» Work to be completed
List every line in this data where the string "description" occurs.

## begin Dataset content

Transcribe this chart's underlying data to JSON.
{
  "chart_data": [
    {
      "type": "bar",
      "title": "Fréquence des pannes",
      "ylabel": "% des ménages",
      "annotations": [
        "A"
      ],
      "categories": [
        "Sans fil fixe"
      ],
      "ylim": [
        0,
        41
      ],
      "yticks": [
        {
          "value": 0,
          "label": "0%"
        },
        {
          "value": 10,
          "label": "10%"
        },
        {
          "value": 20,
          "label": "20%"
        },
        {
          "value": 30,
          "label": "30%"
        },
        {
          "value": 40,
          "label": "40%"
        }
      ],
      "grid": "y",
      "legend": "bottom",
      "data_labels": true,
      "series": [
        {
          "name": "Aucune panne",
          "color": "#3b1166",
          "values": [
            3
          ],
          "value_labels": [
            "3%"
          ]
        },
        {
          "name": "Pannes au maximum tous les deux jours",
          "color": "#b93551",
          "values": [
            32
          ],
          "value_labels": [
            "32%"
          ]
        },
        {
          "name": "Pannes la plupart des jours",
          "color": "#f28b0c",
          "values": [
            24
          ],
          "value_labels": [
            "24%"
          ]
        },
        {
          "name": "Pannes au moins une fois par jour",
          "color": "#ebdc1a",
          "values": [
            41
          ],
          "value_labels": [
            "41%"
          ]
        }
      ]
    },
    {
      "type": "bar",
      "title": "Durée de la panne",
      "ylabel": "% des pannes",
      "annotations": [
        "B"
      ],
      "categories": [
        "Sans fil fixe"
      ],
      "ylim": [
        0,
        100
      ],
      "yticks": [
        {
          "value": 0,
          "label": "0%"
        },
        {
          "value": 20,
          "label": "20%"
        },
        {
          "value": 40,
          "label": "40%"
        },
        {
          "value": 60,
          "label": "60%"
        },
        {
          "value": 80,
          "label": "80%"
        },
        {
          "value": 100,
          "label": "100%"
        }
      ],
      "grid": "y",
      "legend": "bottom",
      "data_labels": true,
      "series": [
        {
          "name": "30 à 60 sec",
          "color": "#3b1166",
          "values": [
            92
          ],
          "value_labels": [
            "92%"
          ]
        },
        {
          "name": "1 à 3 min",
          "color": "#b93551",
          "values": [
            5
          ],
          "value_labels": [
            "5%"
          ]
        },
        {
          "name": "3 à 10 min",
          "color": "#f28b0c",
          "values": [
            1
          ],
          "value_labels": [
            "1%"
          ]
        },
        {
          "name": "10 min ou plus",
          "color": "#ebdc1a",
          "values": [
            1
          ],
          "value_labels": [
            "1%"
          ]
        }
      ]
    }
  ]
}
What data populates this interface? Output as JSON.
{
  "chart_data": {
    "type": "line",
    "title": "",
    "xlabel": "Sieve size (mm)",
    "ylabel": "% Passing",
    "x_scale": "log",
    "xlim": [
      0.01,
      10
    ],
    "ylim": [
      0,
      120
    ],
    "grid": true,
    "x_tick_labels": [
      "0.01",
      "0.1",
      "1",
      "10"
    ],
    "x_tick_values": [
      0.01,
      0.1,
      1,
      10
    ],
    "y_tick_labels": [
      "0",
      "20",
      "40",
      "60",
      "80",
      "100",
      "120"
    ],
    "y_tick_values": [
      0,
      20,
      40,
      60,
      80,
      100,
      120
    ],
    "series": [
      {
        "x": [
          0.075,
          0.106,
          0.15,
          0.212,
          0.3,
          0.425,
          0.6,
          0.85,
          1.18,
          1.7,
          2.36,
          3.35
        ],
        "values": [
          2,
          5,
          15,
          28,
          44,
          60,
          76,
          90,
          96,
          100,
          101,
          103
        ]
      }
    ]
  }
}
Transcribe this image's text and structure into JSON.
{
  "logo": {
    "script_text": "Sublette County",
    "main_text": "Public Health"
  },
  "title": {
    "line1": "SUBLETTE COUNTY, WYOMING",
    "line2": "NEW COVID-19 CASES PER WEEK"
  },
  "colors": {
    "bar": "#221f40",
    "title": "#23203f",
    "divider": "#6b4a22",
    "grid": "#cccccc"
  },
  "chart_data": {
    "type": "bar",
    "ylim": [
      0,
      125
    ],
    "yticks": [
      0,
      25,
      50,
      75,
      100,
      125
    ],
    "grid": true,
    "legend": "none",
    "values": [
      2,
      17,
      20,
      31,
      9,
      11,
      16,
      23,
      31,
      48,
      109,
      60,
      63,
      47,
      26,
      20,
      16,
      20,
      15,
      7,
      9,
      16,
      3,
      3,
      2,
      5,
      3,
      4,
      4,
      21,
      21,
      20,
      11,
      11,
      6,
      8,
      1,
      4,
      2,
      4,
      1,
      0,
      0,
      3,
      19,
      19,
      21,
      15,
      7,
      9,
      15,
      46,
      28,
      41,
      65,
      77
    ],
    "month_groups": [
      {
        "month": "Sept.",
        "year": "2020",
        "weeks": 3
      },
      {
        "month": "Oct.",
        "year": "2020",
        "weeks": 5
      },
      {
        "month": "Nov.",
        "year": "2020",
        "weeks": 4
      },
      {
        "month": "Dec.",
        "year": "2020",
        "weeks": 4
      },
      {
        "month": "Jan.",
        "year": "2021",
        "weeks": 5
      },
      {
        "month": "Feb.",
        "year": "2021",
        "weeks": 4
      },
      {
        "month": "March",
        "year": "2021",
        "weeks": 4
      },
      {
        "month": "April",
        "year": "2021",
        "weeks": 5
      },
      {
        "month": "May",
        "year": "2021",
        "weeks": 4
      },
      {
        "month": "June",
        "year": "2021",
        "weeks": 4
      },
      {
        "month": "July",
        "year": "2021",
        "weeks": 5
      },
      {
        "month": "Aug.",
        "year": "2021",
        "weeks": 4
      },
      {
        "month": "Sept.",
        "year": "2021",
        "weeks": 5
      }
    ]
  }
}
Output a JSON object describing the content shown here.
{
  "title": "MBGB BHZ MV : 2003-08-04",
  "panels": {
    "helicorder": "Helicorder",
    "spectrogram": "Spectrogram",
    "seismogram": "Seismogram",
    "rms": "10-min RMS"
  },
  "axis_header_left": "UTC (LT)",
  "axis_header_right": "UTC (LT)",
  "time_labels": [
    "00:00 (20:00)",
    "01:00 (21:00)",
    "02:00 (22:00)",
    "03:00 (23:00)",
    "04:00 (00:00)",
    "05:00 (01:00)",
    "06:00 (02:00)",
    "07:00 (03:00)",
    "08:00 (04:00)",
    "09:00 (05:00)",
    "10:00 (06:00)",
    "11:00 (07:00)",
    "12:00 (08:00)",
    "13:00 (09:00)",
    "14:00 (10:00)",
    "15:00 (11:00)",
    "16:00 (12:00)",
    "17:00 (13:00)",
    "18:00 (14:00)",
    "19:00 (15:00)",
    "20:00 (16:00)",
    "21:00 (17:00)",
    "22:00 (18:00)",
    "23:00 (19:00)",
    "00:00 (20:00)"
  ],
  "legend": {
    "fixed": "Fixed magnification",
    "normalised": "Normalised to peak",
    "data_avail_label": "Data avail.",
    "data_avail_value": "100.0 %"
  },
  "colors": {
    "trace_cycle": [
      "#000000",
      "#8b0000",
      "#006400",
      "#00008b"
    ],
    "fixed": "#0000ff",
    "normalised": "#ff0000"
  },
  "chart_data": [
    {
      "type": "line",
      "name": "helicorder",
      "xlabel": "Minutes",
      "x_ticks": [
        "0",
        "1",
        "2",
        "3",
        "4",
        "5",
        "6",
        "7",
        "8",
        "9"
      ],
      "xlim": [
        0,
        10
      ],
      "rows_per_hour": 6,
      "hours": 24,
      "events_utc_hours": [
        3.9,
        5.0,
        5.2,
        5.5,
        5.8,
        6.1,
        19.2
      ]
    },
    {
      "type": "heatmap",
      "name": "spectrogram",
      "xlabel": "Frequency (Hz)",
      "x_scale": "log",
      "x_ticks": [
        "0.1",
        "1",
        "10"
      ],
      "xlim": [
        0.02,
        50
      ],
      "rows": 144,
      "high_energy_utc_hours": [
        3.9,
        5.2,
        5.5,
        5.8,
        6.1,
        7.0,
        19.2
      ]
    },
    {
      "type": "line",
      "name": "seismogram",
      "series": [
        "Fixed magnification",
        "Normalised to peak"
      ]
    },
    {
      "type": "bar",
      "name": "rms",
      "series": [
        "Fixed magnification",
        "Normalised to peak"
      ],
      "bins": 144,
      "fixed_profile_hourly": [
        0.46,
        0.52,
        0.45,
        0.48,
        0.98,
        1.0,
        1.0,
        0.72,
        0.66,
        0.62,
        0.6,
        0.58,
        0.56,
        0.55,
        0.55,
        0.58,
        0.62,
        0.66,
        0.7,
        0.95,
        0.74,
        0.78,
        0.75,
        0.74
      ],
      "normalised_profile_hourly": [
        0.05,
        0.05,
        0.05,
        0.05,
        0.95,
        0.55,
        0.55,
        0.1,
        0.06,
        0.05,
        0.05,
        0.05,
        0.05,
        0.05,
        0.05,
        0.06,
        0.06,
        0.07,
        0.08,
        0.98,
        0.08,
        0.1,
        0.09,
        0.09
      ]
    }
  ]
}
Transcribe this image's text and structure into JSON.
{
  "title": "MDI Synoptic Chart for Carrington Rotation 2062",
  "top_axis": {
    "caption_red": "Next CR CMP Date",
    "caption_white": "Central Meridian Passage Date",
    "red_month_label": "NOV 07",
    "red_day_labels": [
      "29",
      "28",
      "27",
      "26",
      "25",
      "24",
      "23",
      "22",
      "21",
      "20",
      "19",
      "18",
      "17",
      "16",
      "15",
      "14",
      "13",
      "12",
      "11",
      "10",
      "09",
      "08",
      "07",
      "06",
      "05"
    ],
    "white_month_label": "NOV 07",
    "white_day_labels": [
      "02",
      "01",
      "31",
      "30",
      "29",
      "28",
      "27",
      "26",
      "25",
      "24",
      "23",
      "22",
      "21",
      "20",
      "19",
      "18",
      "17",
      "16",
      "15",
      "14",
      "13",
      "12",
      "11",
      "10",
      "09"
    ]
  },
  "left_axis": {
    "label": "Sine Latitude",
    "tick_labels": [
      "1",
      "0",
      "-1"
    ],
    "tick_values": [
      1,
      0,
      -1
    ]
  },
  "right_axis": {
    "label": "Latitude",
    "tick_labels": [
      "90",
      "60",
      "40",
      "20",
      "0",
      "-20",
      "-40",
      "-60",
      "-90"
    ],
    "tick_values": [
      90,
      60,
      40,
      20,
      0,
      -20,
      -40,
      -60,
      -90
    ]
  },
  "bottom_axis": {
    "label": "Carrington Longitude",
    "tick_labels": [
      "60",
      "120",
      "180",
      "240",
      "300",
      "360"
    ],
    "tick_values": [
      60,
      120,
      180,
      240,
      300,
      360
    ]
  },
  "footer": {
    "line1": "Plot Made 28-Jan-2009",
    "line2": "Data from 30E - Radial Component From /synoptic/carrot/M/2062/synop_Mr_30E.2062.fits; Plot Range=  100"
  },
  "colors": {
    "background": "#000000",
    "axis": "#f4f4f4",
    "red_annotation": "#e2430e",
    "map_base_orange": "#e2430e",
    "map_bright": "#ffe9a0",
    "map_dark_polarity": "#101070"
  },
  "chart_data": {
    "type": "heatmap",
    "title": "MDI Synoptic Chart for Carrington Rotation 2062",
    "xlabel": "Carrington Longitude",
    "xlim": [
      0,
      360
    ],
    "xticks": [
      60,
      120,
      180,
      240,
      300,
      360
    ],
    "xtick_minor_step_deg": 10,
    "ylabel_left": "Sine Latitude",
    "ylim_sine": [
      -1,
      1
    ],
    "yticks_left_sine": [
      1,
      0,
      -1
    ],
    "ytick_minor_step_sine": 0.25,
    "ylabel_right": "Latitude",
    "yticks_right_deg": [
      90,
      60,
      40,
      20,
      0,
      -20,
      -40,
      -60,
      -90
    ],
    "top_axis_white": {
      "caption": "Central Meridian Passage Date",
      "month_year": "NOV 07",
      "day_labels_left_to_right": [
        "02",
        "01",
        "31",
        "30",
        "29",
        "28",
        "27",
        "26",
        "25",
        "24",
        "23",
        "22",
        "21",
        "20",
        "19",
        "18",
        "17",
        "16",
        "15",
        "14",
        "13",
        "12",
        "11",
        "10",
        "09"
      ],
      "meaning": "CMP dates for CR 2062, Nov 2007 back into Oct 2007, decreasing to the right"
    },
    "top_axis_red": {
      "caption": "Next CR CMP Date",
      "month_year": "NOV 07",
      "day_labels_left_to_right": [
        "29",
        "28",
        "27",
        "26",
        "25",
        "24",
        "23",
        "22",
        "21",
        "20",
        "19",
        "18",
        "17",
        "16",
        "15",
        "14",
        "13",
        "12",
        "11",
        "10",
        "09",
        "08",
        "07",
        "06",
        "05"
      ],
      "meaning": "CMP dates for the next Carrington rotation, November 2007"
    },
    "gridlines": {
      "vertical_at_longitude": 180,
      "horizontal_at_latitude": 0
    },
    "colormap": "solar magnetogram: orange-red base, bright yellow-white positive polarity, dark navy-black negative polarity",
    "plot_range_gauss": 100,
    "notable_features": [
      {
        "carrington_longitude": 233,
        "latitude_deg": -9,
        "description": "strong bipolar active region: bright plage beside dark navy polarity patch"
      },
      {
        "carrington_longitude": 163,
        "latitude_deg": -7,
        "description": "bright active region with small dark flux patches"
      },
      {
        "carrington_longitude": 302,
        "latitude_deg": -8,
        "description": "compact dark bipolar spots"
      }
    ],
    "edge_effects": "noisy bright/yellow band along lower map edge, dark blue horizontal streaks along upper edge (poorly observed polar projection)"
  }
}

## end Dataset content

» Task response
        "description": "strong bipolar active region: bright plage beside dark navy polarity patch"
        "description": "bright active region with small dark flux patches"
        "description": "compact dark bipolar spots"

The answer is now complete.